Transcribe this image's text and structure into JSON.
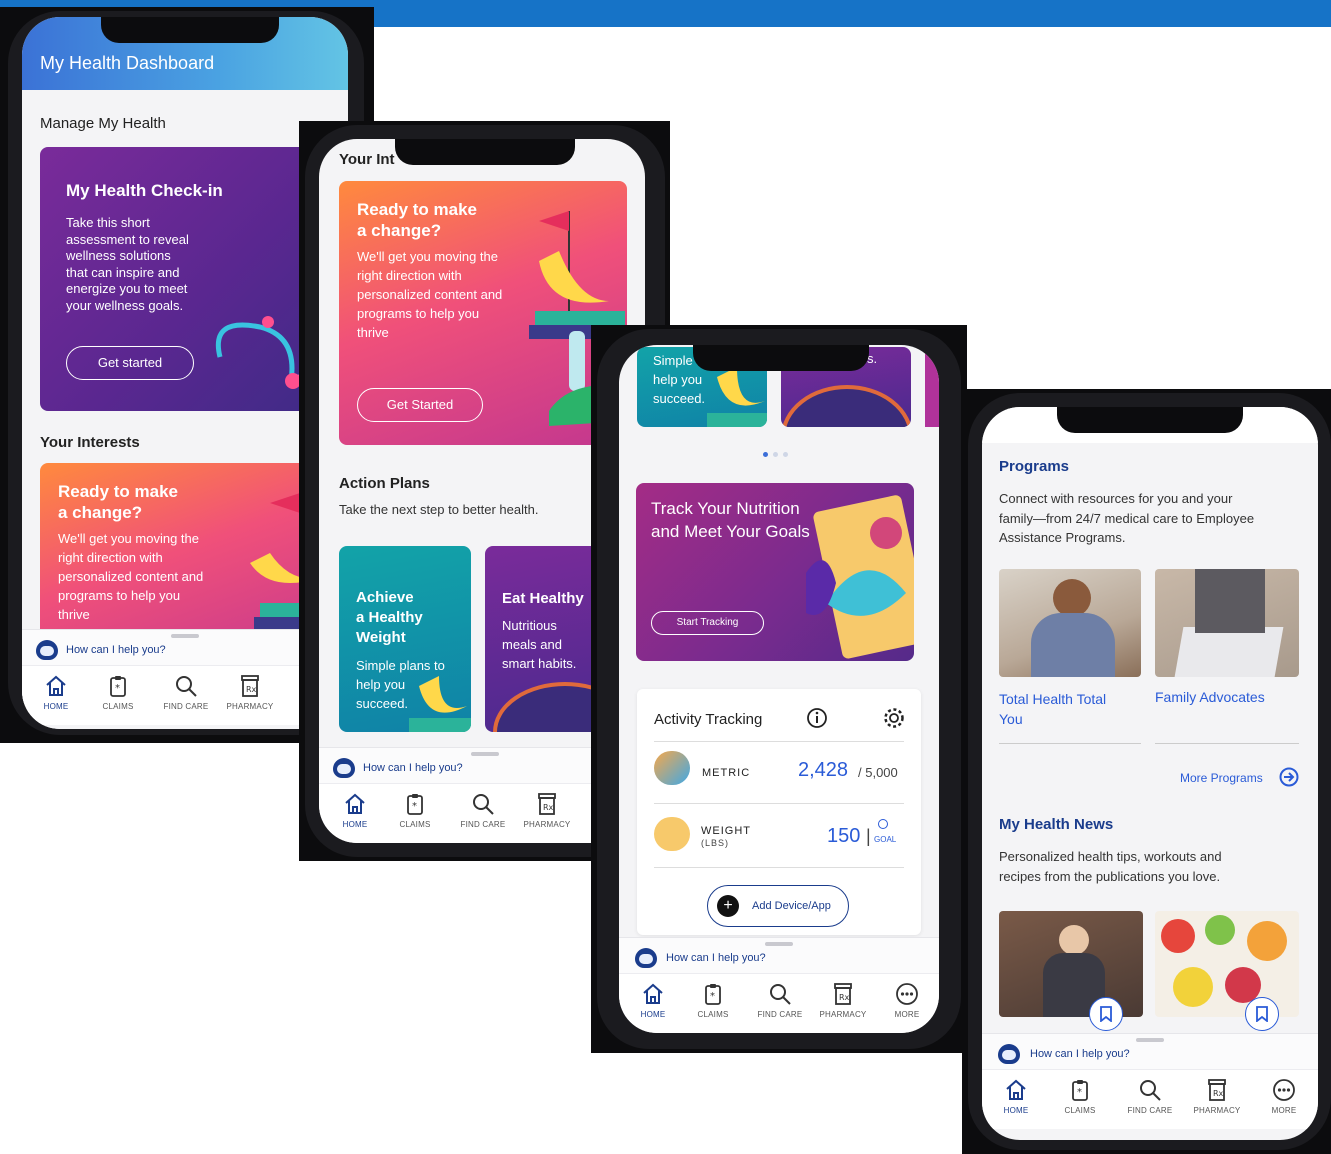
{
  "colors": {
    "brand_blue": "#1a3c8c",
    "link_blue": "#2a5bd7",
    "top_bar": "#1673c7"
  },
  "screen1": {
    "header_title": "My Health Dashboard",
    "section_title": "Manage My Health",
    "checkin": {
      "title": "My Health Check-in",
      "body_lines": [
        "Take this short",
        "assessment to reveal",
        "wellness solutions",
        "that can inspire and",
        "energize you to meet",
        "your wellness goals."
      ],
      "button": "Get started"
    },
    "interests_title": "Your Interests",
    "change_card": {
      "title_lines": [
        "Ready to make",
        "a change?"
      ],
      "body_lines": [
        "We'll get you moving the",
        "right direction with",
        "personalized content and",
        "programs to help you",
        "thrive"
      ]
    }
  },
  "screen2": {
    "header_partial": "Your Int",
    "change_card": {
      "title_lines": [
        "Ready to make",
        "a change?"
      ],
      "body_lines": [
        "We'll get you moving the",
        "right direction with",
        "personalized content and",
        "programs to help you",
        "thrive"
      ],
      "button": "Get Started"
    },
    "action_plans_title": "Action Plans",
    "action_plans_subtitle": "Take the next step to better health.",
    "plan_weight": {
      "title_lines": [
        "Achieve",
        "a Healthy",
        "Weight"
      ],
      "body_lines": [
        "Simple plans to",
        "help you",
        "succeed."
      ]
    },
    "plan_eat": {
      "title": "Eat Healthy",
      "body_lines": [
        "Nutritious",
        "meals and",
        "smart habits."
      ]
    }
  },
  "screen3": {
    "top_card_lines": [
      "Simple",
      "help you",
      "succeed."
    ],
    "top_card_partial": "s.",
    "nutrition": {
      "title_lines": [
        "Track Your Nutrition",
        "and Meet Your Goals"
      ],
      "button": "Start Tracking"
    },
    "activity": {
      "title": "Activity Tracking",
      "metric_label": "METRIC",
      "metric_value": "2,428",
      "metric_goal": "/ 5,000",
      "weight_label": "WEIGHT",
      "weight_unit": "(LBS)",
      "weight_value": "150",
      "weight_goal": "GOAL",
      "add_button": "Add Device/App"
    }
  },
  "screen4": {
    "programs_title": "Programs",
    "programs_desc_lines": [
      "Connect with resources for you and your",
      "family—from 24/7 medical care to Employee",
      "Assistance Programs."
    ],
    "program_1_lines": [
      "Total Health Total",
      "You"
    ],
    "program_2": "Family Advocates",
    "more_programs": "More Programs",
    "news_title": "My Health News",
    "news_desc_lines": [
      "Personalized health tips, workouts and",
      "recipes from the publications you love."
    ]
  },
  "assistant": "How can I help you?",
  "tabs": {
    "home": "HOME",
    "claims": "CLAIMS",
    "find_care": "FIND CARE",
    "pharmacy": "PHARMACY",
    "more": "MORE"
  }
}
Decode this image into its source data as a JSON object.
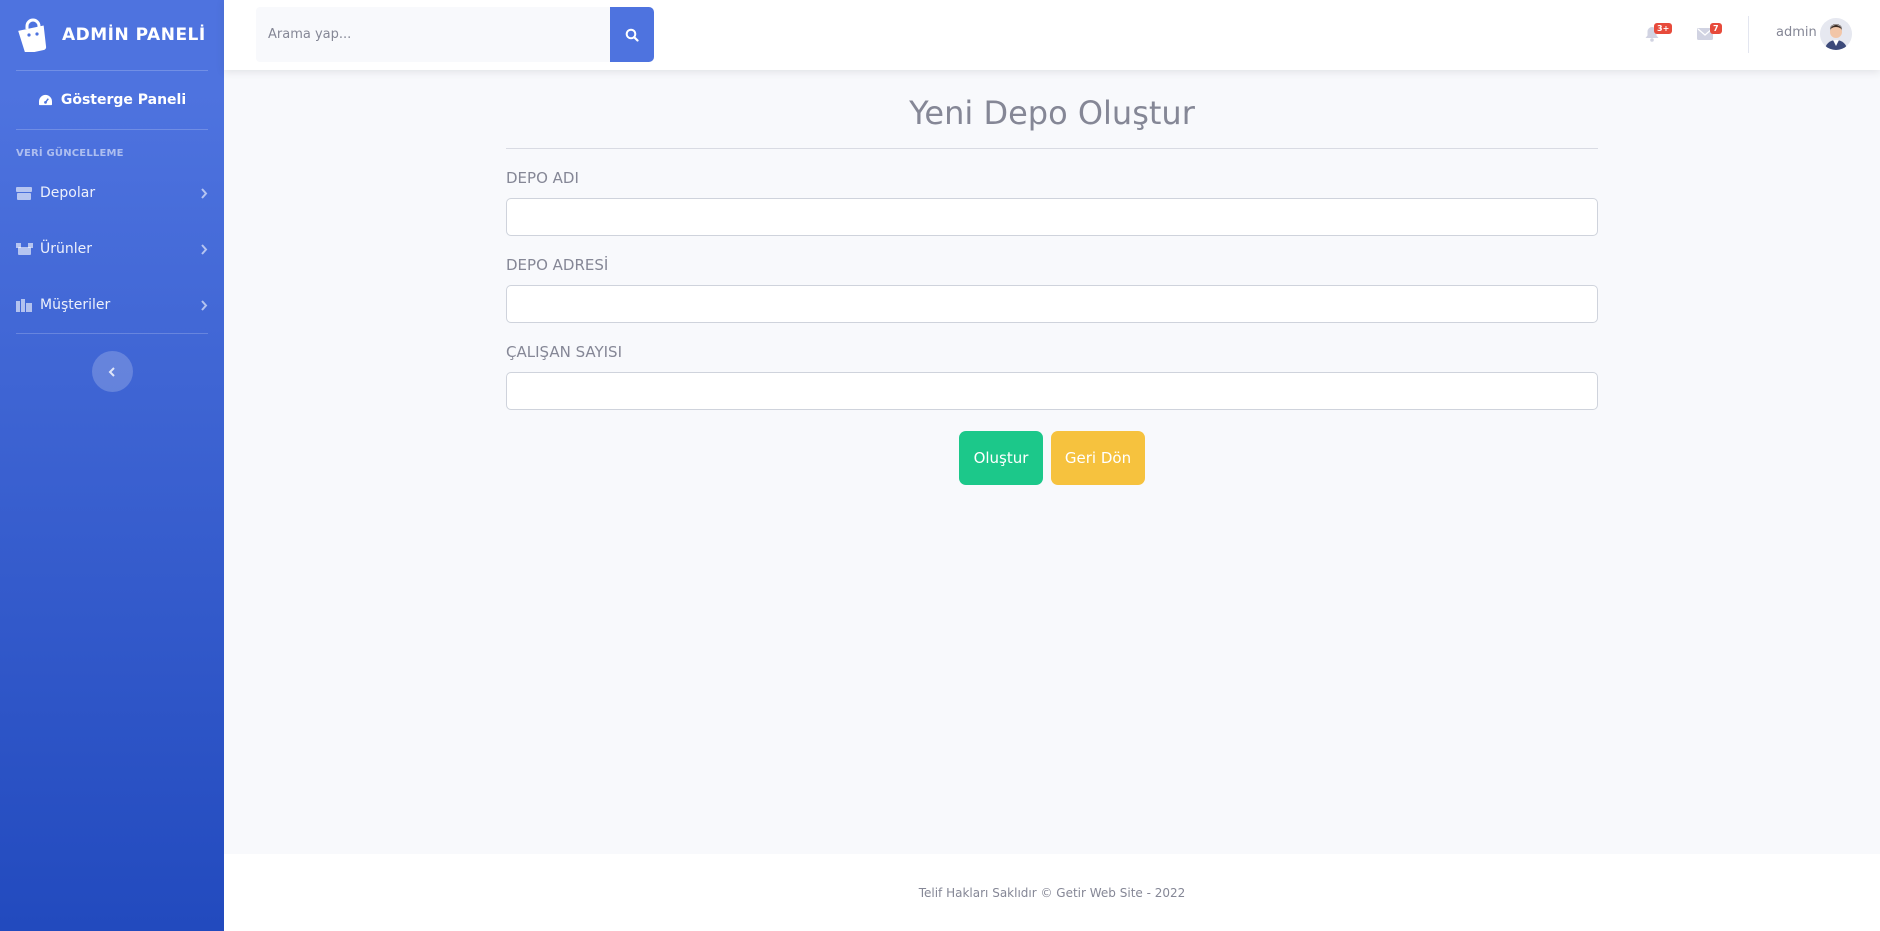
{
  "brand": {
    "title": "ADMİN PANELİ",
    "icon": "shopping-bag-icon"
  },
  "sidebar": {
    "dashboard_label": "Gösterge Paneli",
    "section_heading": "VERİ GÜNCELLEME",
    "items": [
      {
        "label": "Depolar",
        "icon": "warehouse-icon"
      },
      {
        "label": "Ürünler",
        "icon": "boxes-icon"
      },
      {
        "label": "Müşteriler",
        "icon": "users-icon"
      }
    ]
  },
  "topbar": {
    "search_placeholder": "Arama yap...",
    "alerts_badge": "3+",
    "messages_badge": "7",
    "user_name": "admin"
  },
  "form": {
    "title": "Yeni Depo Oluştur",
    "fields": [
      {
        "label": "DEPO ADI",
        "value": ""
      },
      {
        "label": "DEPO ADRESİ",
        "value": ""
      },
      {
        "label": "ÇALIŞAN SAYISI",
        "value": ""
      }
    ],
    "create_label": "Oluştur",
    "back_label": "Geri Dön"
  },
  "footer": {
    "text": "Telif Hakları Saklıdır © Getir Web Site - 2022"
  },
  "colors": {
    "primary": "#4e73df",
    "success": "#1cc88a",
    "warning": "#f6c23e",
    "danger": "#e74a3b"
  }
}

### Problem to work on
With the pictures left out, transcribe the material exactly.

### Response below
Transcribe this image's text and structure into JSON.
{
  "colors": {
    "brand_blue": "#1a3c8c",
    "link_blue": "#2a5bd7",
    "top_bar": "#1673c7"
  },
  "screen1": {
    "header_title": "My Health Dashboard",
    "section_title": "Manage My Health",
    "checkin": {
      "title": "My Health Check-in",
      "body_lines": [
        "Take this short",
        "assessment to reveal",
        "wellness solutions",
        "that can inspire and",
        "energize you to meet",
        "your wellness goals."
      ],
      "button": "Get started"
    },
    "interests_title": "Your Interests",
    "change_card": {
      "title_lines": [
        "Ready to make",
        "a change?"
      ],
      "body_lines": [
        "We'll get you moving the",
        "right direction with",
        "personalized content and",
        "programs to help you",
        "thrive"
      ]
    }
  },
  "screen2": {
    "header_partial": "Your Int",
    "change_card": {
      "title_lines": [
        "Ready to make",
        "a change?"
      ],
      "body_lines": [
        "We'll get you moving the",
        "right direction with",
        "personalized content and",
        "programs to help you",
        "thrive"
      ],
      "button": "Get Started"
    },
    "action_plans_title": "Action Plans",
    "action_plans_subtitle": "Take the next step to better health.",
    "plan_weight": {
      "title_lines": [
        "Achieve",
        "a Healthy",
        "Weight"
      ],
      "body_lines": [
        "Simple plans to",
        "help you",
        "succeed."
      ]
    },
    "plan_eat": {
      "title": "Eat Healthy",
      "body_lines": [
        "Nutritious",
        "meals and",
        "smart habits."
      ]
    }
  },
  "screen3": {
    "top_card_lines": [
      "Simple",
      "help you",
      "succeed."
    ],
    "top_card_partial": "s.",
    "nutrition": {
      "title_lines": [
        "Track Your Nutrition",
        "and Meet Your Goals"
      ],
      "button": "Start Tracking"
    },
    "activity": {
      "title": "Activity Tracking",
      "metric_label": "METRIC",
      "metric_value": "2,428",
      "metric_goal": "/ 5,000",
      "weight_label": "WEIGHT",
      "weight_unit": "(LBS)",
      "weight_value": "150",
      "weight_goal": "GOAL",
      "add_button": "Add Device/App"
    }
  },
  "screen4": {
    "programs_title": "Programs",
    "programs_desc_lines": [
      "Connect with resources for you and your",
      "family—from 24/7 medical care to Employee",
      "Assistance Programs."
    ],
    "program_1_lines": [
      "Total Health Total",
      "You"
    ],
    "program_2": "Family Advocates",
    "more_programs": "More Programs",
    "news_title": "My Health News",
    "news_desc_lines": [
      "Personalized health tips, workouts and",
      "recipes from the publications you love."
    ]
  },
  "assistant": "How can I help you?",
  "tabs": {
    "home": "HOME",
    "claims": "CLAIMS",
    "find_care": "FIND CARE",
    "pharmacy": "PHARMACY",
    "more": "MORE"
  }
}
Decode this image into its source data as a JSON object.
{
  "brand": {
    "title": "ADMİN PANELİ",
    "icon": "shopping-bag-icon"
  },
  "sidebar": {
    "dashboard_label": "Gösterge Paneli",
    "section_heading": "VERİ GÜNCELLEME",
    "items": [
      {
        "label": "Depolar",
        "icon": "warehouse-icon"
      },
      {
        "label": "Ürünler",
        "icon": "boxes-icon"
      },
      {
        "label": "Müşteriler",
        "icon": "users-icon"
      }
    ]
  },
  "topbar": {
    "search_placeholder": "Arama yap...",
    "alerts_badge": "3+",
    "messages_badge": "7",
    "user_name": "admin"
  },
  "form": {
    "title": "Yeni Depo Oluştur",
    "fields": [
      {
        "label": "DEPO ADI",
        "value": ""
      },
      {
        "label": "DEPO ADRESİ",
        "value": ""
      },
      {
        "label": "ÇALIŞAN SAYISI",
        "value": ""
      }
    ],
    "create_label": "Oluştur",
    "back_label": "Geri Dön"
  },
  "footer": {
    "text": "Telif Hakları Saklıdır © Getir Web Site - 2022"
  },
  "colors": {
    "primary": "#4e73df",
    "success": "#1cc88a",
    "warning": "#f6c23e",
    "danger": "#e74a3b"
  }
}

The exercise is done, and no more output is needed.